━━━━━ Extracted information ━━━━━

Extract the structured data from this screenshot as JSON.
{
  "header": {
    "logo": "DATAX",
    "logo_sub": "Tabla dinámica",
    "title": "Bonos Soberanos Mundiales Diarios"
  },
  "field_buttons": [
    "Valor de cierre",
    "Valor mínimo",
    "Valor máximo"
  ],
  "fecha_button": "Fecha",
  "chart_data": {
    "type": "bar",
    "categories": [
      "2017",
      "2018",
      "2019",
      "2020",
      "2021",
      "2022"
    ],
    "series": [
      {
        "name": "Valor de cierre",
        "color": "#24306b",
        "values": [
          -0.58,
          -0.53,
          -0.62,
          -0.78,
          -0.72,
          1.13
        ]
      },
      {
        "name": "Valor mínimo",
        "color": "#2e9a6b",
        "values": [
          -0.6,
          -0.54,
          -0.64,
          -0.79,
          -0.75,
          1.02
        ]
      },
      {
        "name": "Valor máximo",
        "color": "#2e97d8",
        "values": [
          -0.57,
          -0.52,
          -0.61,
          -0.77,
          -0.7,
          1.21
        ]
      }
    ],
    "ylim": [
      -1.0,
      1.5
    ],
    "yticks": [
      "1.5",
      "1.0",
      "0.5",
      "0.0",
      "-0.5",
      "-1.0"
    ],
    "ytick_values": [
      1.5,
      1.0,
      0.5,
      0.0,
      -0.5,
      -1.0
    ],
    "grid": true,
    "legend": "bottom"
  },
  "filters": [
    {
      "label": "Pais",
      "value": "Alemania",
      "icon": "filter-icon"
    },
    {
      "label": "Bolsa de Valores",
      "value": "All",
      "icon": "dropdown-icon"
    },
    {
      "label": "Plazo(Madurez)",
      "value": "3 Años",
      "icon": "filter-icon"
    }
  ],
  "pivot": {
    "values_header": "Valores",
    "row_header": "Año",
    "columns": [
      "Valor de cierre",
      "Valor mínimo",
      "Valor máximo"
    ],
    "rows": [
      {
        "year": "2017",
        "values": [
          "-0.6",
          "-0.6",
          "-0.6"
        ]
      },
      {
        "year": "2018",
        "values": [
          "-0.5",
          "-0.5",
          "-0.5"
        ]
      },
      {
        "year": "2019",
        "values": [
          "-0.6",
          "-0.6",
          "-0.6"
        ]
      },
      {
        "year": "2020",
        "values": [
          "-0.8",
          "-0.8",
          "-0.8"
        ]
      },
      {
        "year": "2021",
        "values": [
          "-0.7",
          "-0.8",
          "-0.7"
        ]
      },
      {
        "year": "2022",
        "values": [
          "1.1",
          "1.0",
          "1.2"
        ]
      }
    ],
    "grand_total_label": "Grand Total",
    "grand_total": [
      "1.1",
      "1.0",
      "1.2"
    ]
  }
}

━━━━━

**What is needed**
Transcribe each record exactly. Leave nothing out.

**The response**
Extract the structured data from this screenshot as JSON.
{
  "header": {
    "logo": "DATAX",
    "logo_sub": "Tabla dinámica",
    "title": "Bonos Soberanos Mundiales Diarios"
  },
  "field_buttons": [
    "Valor de cierre",
    "Valor mínimo",
    "Valor máximo"
  ],
  "fecha_button": "Fecha",
  "chart_data": {
    "type": "bar",
    "categories": [
      "2017",
      "2018",
      "2019",
      "2020",
      "2021",
      "2022"
    ],
    "series": [
      {
        "name": "Valor de cierre",
        "color": "#24306b",
        "values": [
          -0.58,
          -0.53,
          -0.62,
          -0.78,
          -0.72,
          1.13
        ]
      },
      {
        "name": "Valor mínimo",
        "color": "#2e9a6b",
        "values": [
          -0.6,
          -0.54,
          -0.64,
          -0.79,
          -0.75,
          1.02
        ]
      },
      {
        "name": "Valor máximo",
        "color": "#2e97d8",
        "values": [
          -0.57,
          -0.52,
          -0.61,
          -0.77,
          -0.7,
          1.21
        ]
      }
    ],
    "ylim": [
      -1.0,
      1.5
    ],
    "yticks": [
      "1.5",
      "1.0",
      "0.5",
      "0.0",
      "-0.5",
      "-1.0"
    ],
    "ytick_values": [
      1.5,
      1.0,
      0.5,
      0.0,
      -0.5,
      -1.0
    ],
    "grid": true,
    "legend": "bottom"
  },
  "filters": [
    {
      "label": "Pais",
      "value": "Alemania",
      "icon": "filter-icon"
    },
    {
      "label": "Bolsa de Valores",
      "value": "All",
      "icon": "dropdown-icon"
    },
    {
      "label": "Plazo(Madurez)",
      "value": "3 Años",
      "icon": "filter-icon"
    }
  ],
  "pivot": {
    "values_header": "Valores",
    "row_header": "Año",
    "columns": [
      "Valor de cierre",
      "Valor mínimo",
      "Valor máximo"
    ],
    "rows": [
      {
        "year": "2017",
        "values": [
          "-0.6",
          "-0.6",
          "-0.6"
        ]
      },
      {
        "year": "2018",
        "values": [
          "-0.5",
          "-0.5",
          "-0.5"
        ]
      },
      {
        "year": "2019",
        "values": [
          "-0.6",
          "-0.6",
          "-0.6"
        ]
      },
      {
        "year": "2020",
        "values": [
          "-0.8",
          "-0.8",
          "-0.8"
        ]
      },
      {
        "year": "2021",
        "values": [
          "-0.7",
          "-0.8",
          "-0.7"
        ]
      },
      {
        "year": "2022",
        "values": [
          "1.1",
          "1.0",
          "1.2"
        ]
      }
    ],
    "grand_total_label": "Grand Total",
    "grand_total": [
      "1.1",
      "1.0",
      "1.2"
    ]
  }
}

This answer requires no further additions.